__TASK BRIEF__
Every line of the material below should be repeated exactly.

__Records from a collection of figures__
* Begin *
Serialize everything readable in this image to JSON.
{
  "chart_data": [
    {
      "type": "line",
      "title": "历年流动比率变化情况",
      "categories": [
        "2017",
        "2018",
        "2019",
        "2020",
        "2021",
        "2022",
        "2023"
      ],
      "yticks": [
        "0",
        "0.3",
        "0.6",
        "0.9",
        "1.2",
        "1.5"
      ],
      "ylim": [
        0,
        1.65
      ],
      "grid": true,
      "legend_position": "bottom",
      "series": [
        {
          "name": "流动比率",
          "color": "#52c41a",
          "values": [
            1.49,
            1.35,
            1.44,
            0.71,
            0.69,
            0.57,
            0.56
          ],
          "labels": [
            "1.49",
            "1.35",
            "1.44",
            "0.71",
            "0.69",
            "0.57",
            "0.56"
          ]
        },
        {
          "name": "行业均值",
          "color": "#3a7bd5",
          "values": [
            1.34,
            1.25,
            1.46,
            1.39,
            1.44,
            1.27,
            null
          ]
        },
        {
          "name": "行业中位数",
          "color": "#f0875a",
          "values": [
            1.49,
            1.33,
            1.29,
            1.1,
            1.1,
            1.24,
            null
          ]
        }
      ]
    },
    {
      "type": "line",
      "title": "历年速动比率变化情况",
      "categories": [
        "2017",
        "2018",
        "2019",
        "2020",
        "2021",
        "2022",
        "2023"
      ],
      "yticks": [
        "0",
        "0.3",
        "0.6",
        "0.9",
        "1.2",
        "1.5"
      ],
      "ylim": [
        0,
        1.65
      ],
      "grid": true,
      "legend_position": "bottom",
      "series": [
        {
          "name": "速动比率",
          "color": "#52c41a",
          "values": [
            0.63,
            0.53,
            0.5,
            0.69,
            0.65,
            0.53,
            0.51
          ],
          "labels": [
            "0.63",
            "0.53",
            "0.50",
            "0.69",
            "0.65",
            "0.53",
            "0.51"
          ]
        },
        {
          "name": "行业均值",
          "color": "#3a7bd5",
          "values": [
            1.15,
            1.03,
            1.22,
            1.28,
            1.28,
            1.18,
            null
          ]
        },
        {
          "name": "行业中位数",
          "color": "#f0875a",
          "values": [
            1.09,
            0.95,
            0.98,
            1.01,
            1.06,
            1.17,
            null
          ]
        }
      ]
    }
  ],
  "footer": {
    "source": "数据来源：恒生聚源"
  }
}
* End *
__SOLUTION TO THIS PROBLEM__
Serialize everything readable in this image to JSON.
{
  "chart_data": [
    {
      "type": "line",
      "title": "历年流动比率变化情况",
      "categories": [
        "2017",
        "2018",
        "2019",
        "2020",
        "2021",
        "2022",
        "2023"
      ],
      "yticks": [
        "0",
        "0.3",
        "0.6",
        "0.9",
        "1.2",
        "1.5"
      ],
      "ylim": [
        0,
        1.65
      ],
      "grid": true,
      "legend_position": "bottom",
      "series": [
        {
          "name": "流动比率",
          "color": "#52c41a",
          "values": [
            1.49,
            1.35,
            1.44,
            0.71,
            0.69,
            0.57,
            0.56
          ],
          "labels": [
            "1.49",
            "1.35",
            "1.44",
            "0.71",
            "0.69",
            "0.57",
            "0.56"
          ]
        },
        {
          "name": "行业均值",
          "color": "#3a7bd5",
          "values": [
            1.34,
            1.25,
            1.46,
            1.39,
            1.44,
            1.27,
            null
          ]
        },
        {
          "name": "行业中位数",
          "color": "#f0875a",
          "values": [
            1.49,
            1.33,
            1.29,
            1.1,
            1.1,
            1.24,
            null
          ]
        }
      ]
    },
    {
      "type": "line",
      "title": "历年速动比率变化情况",
      "categories": [
        "2017",
        "2018",
        "2019",
        "2020",
        "2021",
        "2022",
        "2023"
      ],
      "yticks": [
        "0",
        "0.3",
        "0.6",
        "0.9",
        "1.2",
        "1.5"
      ],
      "ylim": [
        0,
        1.65
      ],
      "grid": true,
      "legend_position": "bottom",
      "series": [
        {
          "name": "速动比率",
          "color": "#52c41a",
          "values": [
            0.63,
            0.53,
            0.5,
            0.69,
            0.65,
            0.53,
            0.51
          ],
          "labels": [
            "0.63",
            "0.53",
            "0.50",
            "0.69",
            "0.65",
            "0.53",
            "0.51"
          ]
        },
        {
          "name": "行业均值",
          "color": "#3a7bd5",
          "values": [
            1.15,
            1.03,
            1.22,
            1.28,
            1.28,
            1.18,
            null
          ]
        },
        {
          "name": "行业中位数",
          "color": "#f0875a",
          "values": [
            1.09,
            0.95,
            0.98,
            1.01,
            1.06,
            1.17,
            null
          ]
        }
      ]
    }
  ],
  "footer": {
    "source": "数据来源：恒生聚源"
  }
}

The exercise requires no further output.